From the data that follows, report how many lines hold the string "folder", giving only the number.

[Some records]
──────────────────────────────

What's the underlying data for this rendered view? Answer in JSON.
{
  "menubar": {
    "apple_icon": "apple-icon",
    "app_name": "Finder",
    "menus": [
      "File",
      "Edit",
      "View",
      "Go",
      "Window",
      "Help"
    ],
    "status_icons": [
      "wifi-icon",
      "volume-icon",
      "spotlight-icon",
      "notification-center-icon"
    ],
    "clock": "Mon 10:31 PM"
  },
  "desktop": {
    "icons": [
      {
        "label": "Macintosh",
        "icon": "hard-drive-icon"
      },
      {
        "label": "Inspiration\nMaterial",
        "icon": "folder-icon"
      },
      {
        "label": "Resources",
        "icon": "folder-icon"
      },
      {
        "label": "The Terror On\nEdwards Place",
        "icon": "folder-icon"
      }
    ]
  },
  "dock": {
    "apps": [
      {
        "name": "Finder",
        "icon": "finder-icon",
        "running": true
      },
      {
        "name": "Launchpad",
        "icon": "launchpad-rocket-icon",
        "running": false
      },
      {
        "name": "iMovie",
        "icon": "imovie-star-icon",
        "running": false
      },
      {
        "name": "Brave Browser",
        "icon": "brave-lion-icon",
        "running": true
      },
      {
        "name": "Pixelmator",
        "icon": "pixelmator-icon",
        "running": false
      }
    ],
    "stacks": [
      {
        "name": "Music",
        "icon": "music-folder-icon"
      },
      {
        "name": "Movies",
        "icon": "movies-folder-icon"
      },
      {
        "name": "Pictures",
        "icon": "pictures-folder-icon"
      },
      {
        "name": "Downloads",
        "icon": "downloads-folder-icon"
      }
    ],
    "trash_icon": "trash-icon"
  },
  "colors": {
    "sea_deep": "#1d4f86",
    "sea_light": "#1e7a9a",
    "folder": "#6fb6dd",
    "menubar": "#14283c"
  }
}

──────────────────────────────

▸ **Response for this exercise**
8